● **Stored items**
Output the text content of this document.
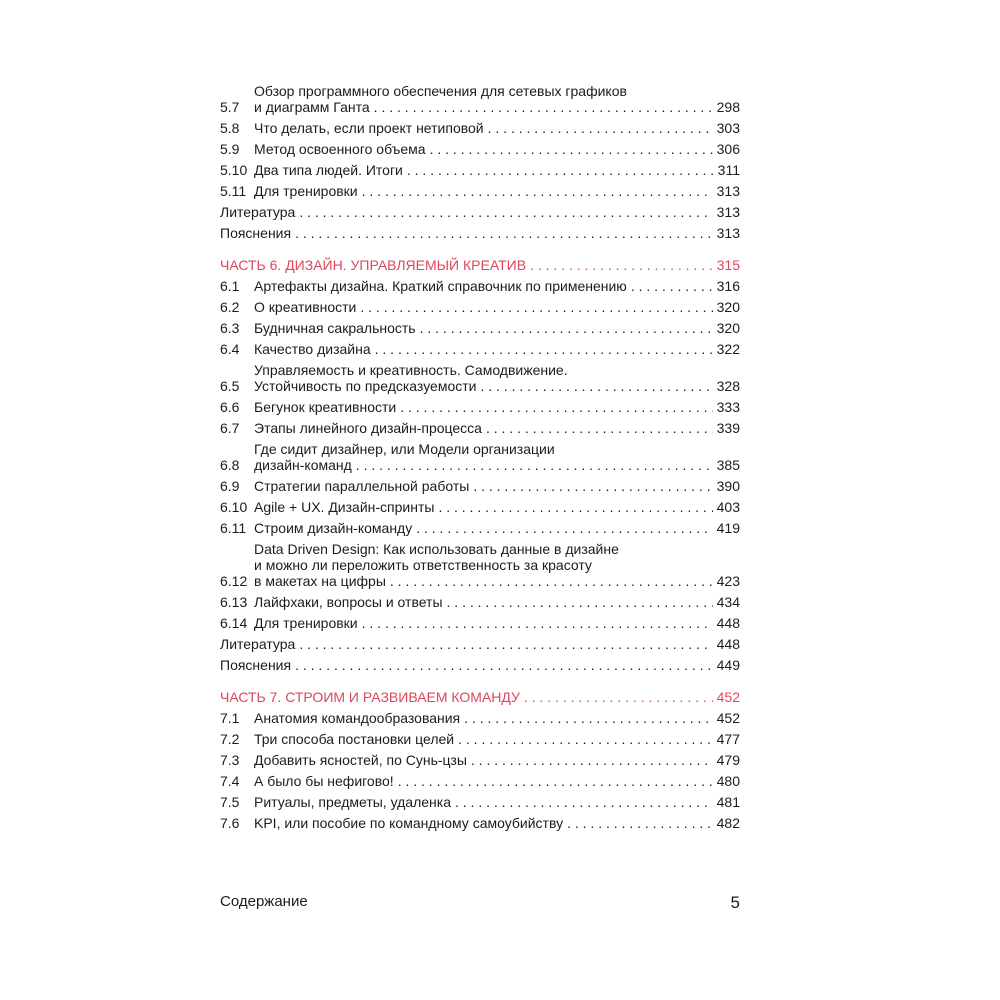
5.7
Обзор программного обеспечения для сетевых графиков
и диаграмм Ганта . . .	298
5.8	Что делать, если проект нетиповой . . .	303
5.9	Метод освоенного объема . . .	306
5.10 Два типа людей. Итоги . . .	311
5.11 Для тренировки . . .	313
Литература . . .	313
Пояснения . . .	313
ЧАСТЬ 6. ДИЗАЙН. УПРАВЛЯЕМЫЙ КРЕАТИВ . . .	315
6.1	Артефакты дизайна. Краткий справочник по применению . . .	316
6.2	О креативности . . .	320
6.3	Будничная сакральность . . .	320
6.4	Качество дизайна . . .	322
6.5
Управляемость и креативность. Самодвижение.
Устойчивость по предсказуемости . . .	328
6.6	Бегунок креативности . . .	333
6.7	Этапы линейного дизайн-процесса . . .	339
6.8
Где сидит дизайнер, или Модели организации
дизайн-команд . . .	385
6.9	Стратегии параллельной работы . . .	390
6.10 Agile + UX. Дизайн-спринты . . .	403
6.11 Строим дизайн-команду . . .	419
6.12
Data Driven Design: Как использовать данные в дизайне
и можно ли переложить ответственность за красоту
в макетах на цифры . . .	423
6.13 Лайфхаки, вопросы и ответы . . .	434
6.14 Для тренировки . . .	448
Литература . . .	448
Пояснения . . .	449
ЧАСТЬ 7. СТРОИМ И РАЗВИВАЕМ КОМАНДУ . . .	452
7.1	Анатомия командообразования . . .	452
7.2	Три способа постановки целей . . .	477
7.3	Добавить ясностей, по Сунь-цзы . . .	479
7.4	А было бы нефигово! . . .	480
7.5	Ритуалы, предметы, удаленка . . .	481
7.6	KPI, или пособие по командному самоубийству . . .	482
Содержание	5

● **Written instruction**
Repeat the material above in full and exactly, omitting the pictures.

● **Written response**
Output the text content of this document.
5.7
Обзор программного обеспечения для сетевых графиков
и диаграмм Ганта . . .	298
5.8	Что делать, если проект нетиповой . . .	303
5.9	Метод освоенного объема . . .	306
5.10 Два типа людей. Итоги . . .	311
5.11 Для тренировки . . .	313
Литература . . .	313
Пояснения . . .	313
ЧАСТЬ 6. ДИЗАЙН. УПРАВЛЯЕМЫЙ КРЕАТИВ . . .	315
6.1	Артефакты дизайна. Краткий справочник по применению . . .	316
6.2	О креативности . . .	320
6.3	Будничная сакральность . . .	320
6.4	Качество дизайна . . .	322
6.5
Управляемость и креативность. Самодвижение.
Устойчивость по предсказуемости . . .	328
6.6	Бегунок креативности . . .	333
6.7	Этапы линейного дизайн-процесса . . .	339
6.8
Где сидит дизайнер, или Модели организации
дизайн-команд . . .	385
6.9	Стратегии параллельной работы . . .	390
6.10 Agile + UX. Дизайн-спринты . . .	403
6.11 Строим дизайн-команду . . .	419
6.12
Data Driven Design: Как использовать данные в дизайне
и можно ли переложить ответственность за красоту
в макетах на цифры . . .	423
6.13 Лайфхаки, вопросы и ответы . . .	434
6.14 Для тренировки . . .	448
Литература . . .	448
Пояснения . . .	449
ЧАСТЬ 7. СТРОИМ И РАЗВИВАЕМ КОМАНДУ . . .	452
7.1	Анатомия командообразования . . .	452
7.2	Три способа постановки целей . . .	477
7.3	Добавить ясностей, по Сунь-цзы . . .	479
7.4	А было бы нефигово! . . .	480
7.5	Ритуалы, предметы, удаленка . . .	481
7.6	KPI, или пособие по командному самоубийству . . .	482
Содержание	5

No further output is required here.